# [Your task]
Reproduce all entries word for word.
** START **
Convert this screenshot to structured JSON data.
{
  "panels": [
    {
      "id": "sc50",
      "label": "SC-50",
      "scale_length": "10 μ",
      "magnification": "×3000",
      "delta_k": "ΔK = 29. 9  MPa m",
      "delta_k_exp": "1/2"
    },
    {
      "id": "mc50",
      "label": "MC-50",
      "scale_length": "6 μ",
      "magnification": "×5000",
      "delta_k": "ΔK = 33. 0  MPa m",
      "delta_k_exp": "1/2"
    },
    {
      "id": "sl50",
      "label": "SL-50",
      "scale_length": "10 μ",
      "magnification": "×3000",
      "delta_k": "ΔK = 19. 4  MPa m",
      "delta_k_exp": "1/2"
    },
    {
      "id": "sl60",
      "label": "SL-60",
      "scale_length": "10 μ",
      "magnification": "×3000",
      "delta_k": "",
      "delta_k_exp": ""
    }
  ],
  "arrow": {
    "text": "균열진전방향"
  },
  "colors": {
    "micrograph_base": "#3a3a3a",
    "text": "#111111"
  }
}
** END **
# [Task output]
Convert this screenshot to structured JSON data.
{
  "panels": [
    {
      "id": "sc50",
      "label": "SC-50",
      "scale_length": "10 μ",
      "magnification": "×3000",
      "delta_k": "ΔK = 29. 9  MPa m",
      "delta_k_exp": "1/2"
    },
    {
      "id": "mc50",
      "label": "MC-50",
      "scale_length": "6 μ",
      "magnification": "×5000",
      "delta_k": "ΔK = 33. 0  MPa m",
      "delta_k_exp": "1/2"
    },
    {
      "id": "sl50",
      "label": "SL-50",
      "scale_length": "10 μ",
      "magnification": "×3000",
      "delta_k": "ΔK = 19. 4  MPa m",
      "delta_k_exp": "1/2"
    },
    {
      "id": "sl60",
      "label": "SL-60",
      "scale_length": "10 μ",
      "magnification": "×3000",
      "delta_k": "",
      "delta_k_exp": ""
    }
  ],
  "arrow": {
    "text": "균열진전방향"
  },
  "colors": {
    "micrograph_base": "#3a3a3a",
    "text": "#111111"
  }
}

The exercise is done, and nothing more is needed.